They were there to evaluate Plummer's operation, and if it met Yellow Dog's standards, the lodge would be listed, and actively marketed through their organization.
Chuck hooked up with me, and what an afternoon he had.
We went back to first bay, where Chuck proceeded to catch six Char, including a twenty-six, twenty-one and nineteen pounder. I got another around twelve pounds.
What I didn't know was that Chuck, who had likely never seen a Char in his life, was armed with a secret weapon, supplied by none other than Pike Mike himself.
The "secret weapon" in this case was a white Rocket Devel with a silver back that Pike Mike had altered by painting on seven red dots. He called his creation the "7 Nipple Lure."
Given the way that lure performed over the next couple of days, it was easy to understand why Mike has three, thirty pound Char to his credit.
Needless to say, at one point I gave some thought to waiting until Chuck fell asleep, and then...
The other guys, who were fishing below the first falls, got some fish as well. The gents from Yellow Dog hiked all the way up to the 3rd falls to do a little fishing, and take some pictures and video.
The Yellow Dog photographer, Bryan Gregson, had an array of equipment that most people can only dream about, including a DJI Inspire Drone, and a top of the line Canon SLR, paired with a selection of lens' that I estimate cost more than my first house!

REQUIREMENT 1
Translate this sentence from the fishing trip account into Spanish: "The other guys, who were fishing below the first falls, got some fish as well."
REQUIREMENT 2
According to the fishing trip account, what did Pike Mike paint on the white Rocket Devel?
REQUIREMENT 3
Duplicate the part of the fishing trip account starting at "What I didn't" and ending at "asleep, and then...".
The records are not needed for any of this work.

Element and region listings
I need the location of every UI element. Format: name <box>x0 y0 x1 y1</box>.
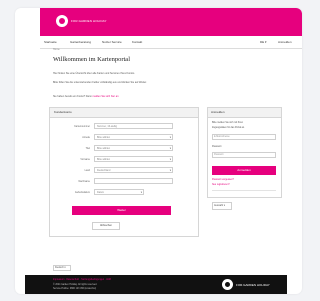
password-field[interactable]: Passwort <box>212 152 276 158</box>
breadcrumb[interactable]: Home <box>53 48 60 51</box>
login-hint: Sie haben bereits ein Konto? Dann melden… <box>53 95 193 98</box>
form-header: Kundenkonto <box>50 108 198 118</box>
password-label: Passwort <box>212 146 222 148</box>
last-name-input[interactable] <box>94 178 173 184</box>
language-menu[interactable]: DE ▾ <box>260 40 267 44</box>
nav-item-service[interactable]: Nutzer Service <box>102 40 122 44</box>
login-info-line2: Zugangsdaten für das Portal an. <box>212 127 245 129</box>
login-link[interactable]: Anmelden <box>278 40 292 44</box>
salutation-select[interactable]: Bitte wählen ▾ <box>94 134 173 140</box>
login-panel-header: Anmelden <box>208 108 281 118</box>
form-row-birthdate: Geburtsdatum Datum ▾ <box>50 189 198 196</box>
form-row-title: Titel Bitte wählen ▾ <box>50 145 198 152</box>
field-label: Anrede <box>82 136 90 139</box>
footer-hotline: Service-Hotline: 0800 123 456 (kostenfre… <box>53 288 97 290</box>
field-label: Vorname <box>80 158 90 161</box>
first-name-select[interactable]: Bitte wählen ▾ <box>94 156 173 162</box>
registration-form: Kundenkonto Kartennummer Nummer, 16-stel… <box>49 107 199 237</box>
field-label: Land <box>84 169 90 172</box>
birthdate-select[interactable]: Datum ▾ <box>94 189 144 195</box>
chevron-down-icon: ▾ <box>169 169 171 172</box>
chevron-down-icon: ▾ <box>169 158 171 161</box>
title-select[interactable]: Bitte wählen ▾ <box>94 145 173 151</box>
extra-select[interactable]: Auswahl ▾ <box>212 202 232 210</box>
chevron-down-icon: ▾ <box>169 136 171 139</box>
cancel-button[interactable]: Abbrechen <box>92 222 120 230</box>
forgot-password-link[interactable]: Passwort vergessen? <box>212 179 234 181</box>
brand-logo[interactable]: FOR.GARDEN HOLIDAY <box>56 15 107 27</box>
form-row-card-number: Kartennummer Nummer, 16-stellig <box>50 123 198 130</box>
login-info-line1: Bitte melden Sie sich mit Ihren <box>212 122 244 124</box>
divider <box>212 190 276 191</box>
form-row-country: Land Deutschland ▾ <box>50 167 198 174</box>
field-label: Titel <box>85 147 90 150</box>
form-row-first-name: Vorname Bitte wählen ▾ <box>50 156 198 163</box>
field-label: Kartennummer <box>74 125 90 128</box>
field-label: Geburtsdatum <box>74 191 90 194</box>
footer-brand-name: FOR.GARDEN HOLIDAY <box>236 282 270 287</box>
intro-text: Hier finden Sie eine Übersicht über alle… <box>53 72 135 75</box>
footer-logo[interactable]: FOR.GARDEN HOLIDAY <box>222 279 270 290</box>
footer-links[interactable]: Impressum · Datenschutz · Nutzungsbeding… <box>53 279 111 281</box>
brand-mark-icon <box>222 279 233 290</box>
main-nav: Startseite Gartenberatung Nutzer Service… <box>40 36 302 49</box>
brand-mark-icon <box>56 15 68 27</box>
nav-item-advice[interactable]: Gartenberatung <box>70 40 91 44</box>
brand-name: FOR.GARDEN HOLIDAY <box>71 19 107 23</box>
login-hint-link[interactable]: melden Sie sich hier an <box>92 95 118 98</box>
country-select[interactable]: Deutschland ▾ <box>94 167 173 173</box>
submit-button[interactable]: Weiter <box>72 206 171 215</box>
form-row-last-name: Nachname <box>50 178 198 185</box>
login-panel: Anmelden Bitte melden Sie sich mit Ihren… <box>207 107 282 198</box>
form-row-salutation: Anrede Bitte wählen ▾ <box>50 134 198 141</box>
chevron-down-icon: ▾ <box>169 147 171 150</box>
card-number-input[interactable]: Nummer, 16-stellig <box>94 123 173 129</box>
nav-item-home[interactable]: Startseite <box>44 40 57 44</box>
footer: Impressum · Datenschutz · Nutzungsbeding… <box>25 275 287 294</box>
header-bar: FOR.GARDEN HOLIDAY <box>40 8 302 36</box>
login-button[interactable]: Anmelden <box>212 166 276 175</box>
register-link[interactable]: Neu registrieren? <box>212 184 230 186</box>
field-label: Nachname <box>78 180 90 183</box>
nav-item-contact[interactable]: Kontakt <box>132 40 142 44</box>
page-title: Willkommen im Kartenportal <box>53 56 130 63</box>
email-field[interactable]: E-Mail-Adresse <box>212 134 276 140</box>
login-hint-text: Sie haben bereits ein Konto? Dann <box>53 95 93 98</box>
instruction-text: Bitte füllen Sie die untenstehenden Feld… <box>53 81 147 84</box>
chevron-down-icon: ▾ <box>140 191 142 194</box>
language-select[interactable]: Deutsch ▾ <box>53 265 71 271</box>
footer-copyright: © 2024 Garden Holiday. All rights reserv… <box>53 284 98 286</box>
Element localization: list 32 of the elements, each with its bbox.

* * *

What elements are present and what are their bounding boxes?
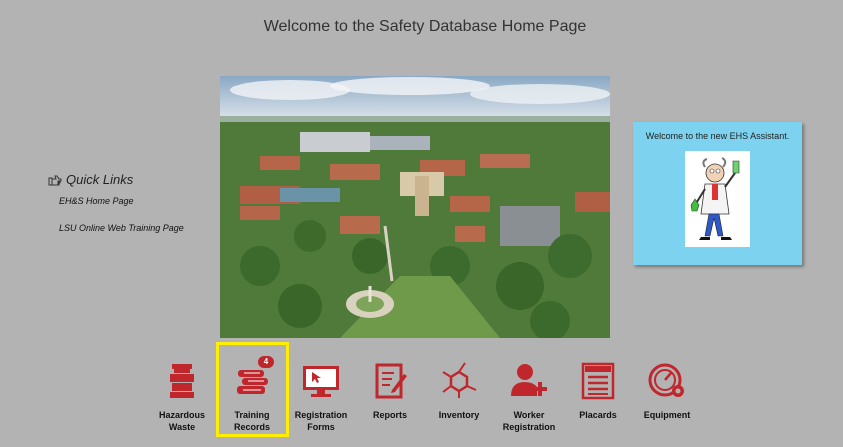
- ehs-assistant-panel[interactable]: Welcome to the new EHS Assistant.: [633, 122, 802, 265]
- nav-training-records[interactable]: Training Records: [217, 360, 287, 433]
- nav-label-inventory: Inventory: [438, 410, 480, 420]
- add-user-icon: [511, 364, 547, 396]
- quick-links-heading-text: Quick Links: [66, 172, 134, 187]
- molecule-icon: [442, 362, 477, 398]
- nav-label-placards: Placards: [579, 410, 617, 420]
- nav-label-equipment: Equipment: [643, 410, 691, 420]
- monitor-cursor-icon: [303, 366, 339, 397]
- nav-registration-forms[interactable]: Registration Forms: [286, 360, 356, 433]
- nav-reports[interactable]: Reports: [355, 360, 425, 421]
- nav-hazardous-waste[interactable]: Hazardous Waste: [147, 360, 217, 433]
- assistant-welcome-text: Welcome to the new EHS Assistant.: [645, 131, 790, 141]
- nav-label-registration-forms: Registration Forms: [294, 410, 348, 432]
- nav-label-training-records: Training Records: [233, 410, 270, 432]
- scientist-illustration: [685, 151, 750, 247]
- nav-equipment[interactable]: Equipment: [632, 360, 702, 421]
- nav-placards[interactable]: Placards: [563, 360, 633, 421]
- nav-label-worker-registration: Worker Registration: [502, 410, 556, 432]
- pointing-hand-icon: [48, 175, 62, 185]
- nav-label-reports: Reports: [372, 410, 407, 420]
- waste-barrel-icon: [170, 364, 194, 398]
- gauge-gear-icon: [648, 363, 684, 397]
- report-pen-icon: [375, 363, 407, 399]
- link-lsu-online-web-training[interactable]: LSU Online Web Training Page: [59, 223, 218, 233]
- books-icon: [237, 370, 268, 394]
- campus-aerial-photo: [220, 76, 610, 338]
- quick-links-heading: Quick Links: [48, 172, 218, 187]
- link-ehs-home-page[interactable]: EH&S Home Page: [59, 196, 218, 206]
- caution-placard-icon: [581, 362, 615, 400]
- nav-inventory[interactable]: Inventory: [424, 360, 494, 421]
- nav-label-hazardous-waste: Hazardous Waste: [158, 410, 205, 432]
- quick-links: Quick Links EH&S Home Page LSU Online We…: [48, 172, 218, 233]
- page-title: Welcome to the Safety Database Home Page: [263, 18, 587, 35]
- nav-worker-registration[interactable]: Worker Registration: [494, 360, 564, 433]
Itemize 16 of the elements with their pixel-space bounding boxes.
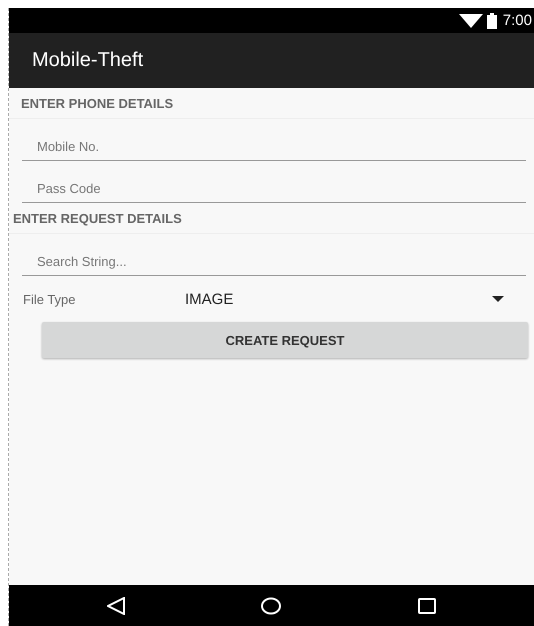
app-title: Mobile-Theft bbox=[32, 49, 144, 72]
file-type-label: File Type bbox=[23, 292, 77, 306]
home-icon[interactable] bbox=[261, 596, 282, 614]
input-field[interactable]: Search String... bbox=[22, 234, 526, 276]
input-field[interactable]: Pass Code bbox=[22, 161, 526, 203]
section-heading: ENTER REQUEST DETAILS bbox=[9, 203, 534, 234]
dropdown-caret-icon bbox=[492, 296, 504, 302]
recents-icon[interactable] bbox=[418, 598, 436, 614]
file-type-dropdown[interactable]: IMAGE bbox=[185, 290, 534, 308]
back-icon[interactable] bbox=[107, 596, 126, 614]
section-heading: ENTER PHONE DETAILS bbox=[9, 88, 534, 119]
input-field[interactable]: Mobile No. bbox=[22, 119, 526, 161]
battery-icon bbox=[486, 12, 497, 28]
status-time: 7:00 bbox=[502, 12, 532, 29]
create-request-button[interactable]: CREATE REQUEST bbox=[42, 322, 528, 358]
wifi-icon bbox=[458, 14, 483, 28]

CORRECT RESULT 1
Los otros muchachos, que estaban pescando debajo de las primeras cataratas, también sacaron algunos peces.

CORRECT RESULT 2
Seven red dots.

CORRECT RESULT 3
What I didn't know was that Chuck, who had likely never seen a Char in his life, was armed with a secret weapon, supplied by none other than Pike Mike himself.
The "secret weapon" in this case was a white Rocket Devel with a silver back that Pike Mike had altered by painting on seven red dots. He called his creation the "7 Nipple Lure."
Given the way that lure performed over the next couple of days, it was easy to understand why Mike has three, thirty pound Char to his credit.
Needless to say, at one point I gave some thought to waiting until Chuck fell asleep, and then...